**WHAT TO PRODUCE:** Each line below that contains "info" counts once; report the total and nothing more.

== == ==

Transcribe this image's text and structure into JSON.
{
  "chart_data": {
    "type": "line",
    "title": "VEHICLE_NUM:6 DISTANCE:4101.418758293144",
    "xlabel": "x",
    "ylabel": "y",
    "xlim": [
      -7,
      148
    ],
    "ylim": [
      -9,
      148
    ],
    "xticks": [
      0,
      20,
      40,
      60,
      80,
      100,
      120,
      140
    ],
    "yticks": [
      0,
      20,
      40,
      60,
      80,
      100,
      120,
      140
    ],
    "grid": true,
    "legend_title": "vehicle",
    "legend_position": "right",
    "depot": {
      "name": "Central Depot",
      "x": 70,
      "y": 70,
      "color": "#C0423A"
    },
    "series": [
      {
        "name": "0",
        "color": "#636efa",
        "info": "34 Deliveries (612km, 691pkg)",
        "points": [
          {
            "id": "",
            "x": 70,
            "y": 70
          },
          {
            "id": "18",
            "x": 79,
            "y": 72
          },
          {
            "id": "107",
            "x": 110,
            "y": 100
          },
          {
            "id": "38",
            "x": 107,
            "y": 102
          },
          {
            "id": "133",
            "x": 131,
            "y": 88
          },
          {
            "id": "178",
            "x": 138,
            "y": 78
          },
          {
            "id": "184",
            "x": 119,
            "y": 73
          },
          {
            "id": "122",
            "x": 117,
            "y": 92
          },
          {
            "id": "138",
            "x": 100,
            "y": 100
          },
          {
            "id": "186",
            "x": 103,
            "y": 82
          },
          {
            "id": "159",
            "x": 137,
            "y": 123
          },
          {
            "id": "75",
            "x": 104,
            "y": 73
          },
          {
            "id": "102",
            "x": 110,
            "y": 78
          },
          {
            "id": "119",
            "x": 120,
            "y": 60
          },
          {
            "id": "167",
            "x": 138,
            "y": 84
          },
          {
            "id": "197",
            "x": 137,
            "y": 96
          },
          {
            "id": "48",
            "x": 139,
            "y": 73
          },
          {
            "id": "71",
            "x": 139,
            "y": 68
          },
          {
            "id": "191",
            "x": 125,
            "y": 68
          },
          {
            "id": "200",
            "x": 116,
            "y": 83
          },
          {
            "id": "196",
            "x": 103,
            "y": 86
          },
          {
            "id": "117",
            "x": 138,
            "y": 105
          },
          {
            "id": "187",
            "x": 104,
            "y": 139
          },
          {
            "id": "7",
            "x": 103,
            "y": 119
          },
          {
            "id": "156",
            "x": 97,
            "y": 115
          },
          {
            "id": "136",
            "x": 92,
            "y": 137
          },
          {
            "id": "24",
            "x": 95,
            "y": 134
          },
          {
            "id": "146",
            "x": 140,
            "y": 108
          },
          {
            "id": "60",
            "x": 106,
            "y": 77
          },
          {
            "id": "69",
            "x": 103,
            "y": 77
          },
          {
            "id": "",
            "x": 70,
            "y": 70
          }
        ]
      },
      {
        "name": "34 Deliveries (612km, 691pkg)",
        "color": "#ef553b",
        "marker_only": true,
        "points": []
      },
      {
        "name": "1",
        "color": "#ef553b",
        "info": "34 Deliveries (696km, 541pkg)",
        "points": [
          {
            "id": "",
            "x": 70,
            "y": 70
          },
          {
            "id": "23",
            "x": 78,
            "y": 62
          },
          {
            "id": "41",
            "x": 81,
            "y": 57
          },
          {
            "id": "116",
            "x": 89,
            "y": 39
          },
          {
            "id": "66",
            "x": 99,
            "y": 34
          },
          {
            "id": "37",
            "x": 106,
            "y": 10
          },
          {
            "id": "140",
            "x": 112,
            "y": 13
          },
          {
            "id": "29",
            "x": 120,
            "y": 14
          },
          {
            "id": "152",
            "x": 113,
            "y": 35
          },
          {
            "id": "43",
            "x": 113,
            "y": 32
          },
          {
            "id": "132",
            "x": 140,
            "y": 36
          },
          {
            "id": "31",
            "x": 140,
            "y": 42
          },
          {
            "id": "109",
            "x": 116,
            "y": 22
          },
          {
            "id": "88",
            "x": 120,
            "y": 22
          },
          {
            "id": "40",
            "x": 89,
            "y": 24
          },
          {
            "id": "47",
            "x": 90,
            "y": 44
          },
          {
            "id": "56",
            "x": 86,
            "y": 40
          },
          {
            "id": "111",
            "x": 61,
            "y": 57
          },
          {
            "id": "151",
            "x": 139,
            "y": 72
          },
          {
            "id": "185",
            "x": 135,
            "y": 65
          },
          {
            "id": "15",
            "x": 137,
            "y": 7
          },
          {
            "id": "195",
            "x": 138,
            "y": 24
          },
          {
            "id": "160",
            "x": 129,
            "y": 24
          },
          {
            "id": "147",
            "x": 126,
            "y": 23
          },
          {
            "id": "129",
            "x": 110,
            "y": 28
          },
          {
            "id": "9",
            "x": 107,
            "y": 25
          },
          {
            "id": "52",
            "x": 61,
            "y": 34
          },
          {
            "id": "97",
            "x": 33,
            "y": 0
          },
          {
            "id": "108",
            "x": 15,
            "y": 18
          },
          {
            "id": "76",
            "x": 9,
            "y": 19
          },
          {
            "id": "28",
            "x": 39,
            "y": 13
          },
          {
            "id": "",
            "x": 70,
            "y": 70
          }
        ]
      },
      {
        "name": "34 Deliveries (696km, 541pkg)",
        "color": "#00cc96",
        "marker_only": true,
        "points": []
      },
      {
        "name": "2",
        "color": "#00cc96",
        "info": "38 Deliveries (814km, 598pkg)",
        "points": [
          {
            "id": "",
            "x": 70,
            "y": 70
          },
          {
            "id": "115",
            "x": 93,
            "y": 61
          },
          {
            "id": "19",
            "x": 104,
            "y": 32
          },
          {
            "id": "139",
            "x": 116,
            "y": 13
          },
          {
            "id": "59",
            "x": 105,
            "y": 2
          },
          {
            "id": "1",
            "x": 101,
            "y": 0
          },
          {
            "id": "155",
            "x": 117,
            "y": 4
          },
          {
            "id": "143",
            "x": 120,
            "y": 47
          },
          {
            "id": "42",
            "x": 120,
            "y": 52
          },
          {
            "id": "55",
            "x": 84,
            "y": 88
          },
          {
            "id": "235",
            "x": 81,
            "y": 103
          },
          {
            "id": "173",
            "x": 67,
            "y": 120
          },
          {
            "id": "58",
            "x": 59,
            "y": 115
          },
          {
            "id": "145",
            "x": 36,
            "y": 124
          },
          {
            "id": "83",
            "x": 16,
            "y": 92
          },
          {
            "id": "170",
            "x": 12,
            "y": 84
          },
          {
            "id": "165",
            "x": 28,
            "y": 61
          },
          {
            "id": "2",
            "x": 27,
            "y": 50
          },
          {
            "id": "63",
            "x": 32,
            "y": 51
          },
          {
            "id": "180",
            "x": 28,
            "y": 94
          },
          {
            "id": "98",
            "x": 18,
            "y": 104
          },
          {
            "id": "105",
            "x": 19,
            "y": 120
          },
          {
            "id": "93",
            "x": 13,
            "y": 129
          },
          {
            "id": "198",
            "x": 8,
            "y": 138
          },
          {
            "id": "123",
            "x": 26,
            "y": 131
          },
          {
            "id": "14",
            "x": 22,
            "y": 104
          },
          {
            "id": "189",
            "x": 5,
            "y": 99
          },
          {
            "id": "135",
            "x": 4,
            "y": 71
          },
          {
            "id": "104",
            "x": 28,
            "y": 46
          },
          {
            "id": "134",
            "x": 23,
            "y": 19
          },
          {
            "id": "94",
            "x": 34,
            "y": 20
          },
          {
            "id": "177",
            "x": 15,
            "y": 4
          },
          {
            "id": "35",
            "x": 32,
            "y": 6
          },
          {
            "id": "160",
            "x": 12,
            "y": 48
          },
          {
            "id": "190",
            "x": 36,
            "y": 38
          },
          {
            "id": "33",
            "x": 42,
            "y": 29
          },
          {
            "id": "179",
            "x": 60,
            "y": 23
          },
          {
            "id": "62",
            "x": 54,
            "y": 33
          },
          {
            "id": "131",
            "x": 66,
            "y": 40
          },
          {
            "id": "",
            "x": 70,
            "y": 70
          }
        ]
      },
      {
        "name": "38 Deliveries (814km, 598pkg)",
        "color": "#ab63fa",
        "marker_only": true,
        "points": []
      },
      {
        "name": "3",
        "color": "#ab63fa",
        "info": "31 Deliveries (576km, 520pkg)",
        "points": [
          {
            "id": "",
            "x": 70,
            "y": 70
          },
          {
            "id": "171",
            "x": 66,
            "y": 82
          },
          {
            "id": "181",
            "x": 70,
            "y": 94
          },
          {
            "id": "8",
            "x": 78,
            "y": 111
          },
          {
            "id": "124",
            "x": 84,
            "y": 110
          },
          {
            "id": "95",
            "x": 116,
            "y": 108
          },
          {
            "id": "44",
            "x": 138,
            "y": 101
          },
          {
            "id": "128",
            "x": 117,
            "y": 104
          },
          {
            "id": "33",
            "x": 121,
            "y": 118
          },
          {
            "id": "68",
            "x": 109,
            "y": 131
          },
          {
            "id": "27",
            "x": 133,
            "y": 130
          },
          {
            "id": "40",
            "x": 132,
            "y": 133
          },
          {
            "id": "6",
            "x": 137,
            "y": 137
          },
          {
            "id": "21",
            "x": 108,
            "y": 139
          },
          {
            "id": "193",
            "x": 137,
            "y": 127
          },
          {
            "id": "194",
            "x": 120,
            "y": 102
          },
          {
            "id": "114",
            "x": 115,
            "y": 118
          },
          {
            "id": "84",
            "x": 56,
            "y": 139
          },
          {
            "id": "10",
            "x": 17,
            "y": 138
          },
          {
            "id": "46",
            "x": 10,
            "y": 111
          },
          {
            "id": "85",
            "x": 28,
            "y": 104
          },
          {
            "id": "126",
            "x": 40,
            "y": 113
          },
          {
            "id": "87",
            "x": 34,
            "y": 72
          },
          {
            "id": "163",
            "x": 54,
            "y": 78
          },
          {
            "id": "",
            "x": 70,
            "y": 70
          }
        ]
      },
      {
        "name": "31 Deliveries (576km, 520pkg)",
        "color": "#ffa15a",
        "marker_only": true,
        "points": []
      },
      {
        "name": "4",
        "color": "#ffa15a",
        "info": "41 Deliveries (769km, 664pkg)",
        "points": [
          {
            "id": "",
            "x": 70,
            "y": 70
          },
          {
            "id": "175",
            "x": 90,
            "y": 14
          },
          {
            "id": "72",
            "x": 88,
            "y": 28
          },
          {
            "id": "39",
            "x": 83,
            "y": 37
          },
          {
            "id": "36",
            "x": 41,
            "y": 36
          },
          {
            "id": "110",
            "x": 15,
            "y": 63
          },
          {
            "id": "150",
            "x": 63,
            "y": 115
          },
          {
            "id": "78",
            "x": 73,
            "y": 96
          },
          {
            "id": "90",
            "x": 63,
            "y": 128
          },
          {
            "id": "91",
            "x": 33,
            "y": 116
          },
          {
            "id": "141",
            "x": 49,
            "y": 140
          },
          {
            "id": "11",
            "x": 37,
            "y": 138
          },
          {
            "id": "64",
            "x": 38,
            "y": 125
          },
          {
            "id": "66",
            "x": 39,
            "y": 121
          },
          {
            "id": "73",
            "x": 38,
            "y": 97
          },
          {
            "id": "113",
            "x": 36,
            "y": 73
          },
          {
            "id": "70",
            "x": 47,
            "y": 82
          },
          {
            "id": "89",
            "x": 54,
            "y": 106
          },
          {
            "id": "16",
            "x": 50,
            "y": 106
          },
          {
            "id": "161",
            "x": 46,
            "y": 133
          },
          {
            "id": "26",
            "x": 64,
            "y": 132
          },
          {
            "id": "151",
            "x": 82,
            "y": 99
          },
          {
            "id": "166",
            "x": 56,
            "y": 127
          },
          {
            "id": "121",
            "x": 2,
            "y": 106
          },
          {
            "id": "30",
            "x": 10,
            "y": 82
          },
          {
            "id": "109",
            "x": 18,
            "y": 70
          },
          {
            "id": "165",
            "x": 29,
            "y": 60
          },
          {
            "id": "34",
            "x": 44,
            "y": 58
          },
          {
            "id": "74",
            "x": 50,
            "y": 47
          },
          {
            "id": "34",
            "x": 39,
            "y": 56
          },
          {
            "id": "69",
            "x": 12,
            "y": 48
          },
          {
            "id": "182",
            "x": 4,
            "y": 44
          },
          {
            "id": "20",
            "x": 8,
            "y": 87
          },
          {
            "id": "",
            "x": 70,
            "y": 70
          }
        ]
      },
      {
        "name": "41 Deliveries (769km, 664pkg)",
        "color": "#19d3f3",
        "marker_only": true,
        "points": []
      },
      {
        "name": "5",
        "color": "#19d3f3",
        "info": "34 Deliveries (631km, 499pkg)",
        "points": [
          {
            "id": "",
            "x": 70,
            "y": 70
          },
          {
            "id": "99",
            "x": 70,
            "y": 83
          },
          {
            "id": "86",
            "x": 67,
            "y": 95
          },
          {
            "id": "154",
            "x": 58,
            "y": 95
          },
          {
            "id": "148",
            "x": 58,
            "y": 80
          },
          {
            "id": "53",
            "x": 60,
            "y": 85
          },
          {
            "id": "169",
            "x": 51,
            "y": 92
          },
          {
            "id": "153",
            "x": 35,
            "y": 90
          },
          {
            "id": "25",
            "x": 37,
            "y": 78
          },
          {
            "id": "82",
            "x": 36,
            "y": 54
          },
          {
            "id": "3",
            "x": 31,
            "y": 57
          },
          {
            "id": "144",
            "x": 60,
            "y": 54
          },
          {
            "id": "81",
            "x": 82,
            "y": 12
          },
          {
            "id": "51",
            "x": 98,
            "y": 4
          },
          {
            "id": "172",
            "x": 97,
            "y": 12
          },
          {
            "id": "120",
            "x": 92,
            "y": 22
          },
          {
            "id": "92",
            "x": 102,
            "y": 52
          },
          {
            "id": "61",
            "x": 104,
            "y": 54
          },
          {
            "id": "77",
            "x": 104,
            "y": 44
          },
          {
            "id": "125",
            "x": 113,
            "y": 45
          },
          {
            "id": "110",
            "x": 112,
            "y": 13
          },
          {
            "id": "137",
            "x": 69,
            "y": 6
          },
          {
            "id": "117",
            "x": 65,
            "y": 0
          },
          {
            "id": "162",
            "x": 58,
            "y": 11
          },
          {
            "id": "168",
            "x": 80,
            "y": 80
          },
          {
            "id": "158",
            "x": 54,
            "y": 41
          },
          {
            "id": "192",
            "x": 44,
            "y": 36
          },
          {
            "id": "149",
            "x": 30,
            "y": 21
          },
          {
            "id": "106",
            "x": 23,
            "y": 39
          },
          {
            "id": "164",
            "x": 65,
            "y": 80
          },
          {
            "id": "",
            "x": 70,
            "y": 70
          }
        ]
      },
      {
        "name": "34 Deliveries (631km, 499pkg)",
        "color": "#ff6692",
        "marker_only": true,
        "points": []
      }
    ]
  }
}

== == ==

**SOLUTION FOR THIS TASK:** 6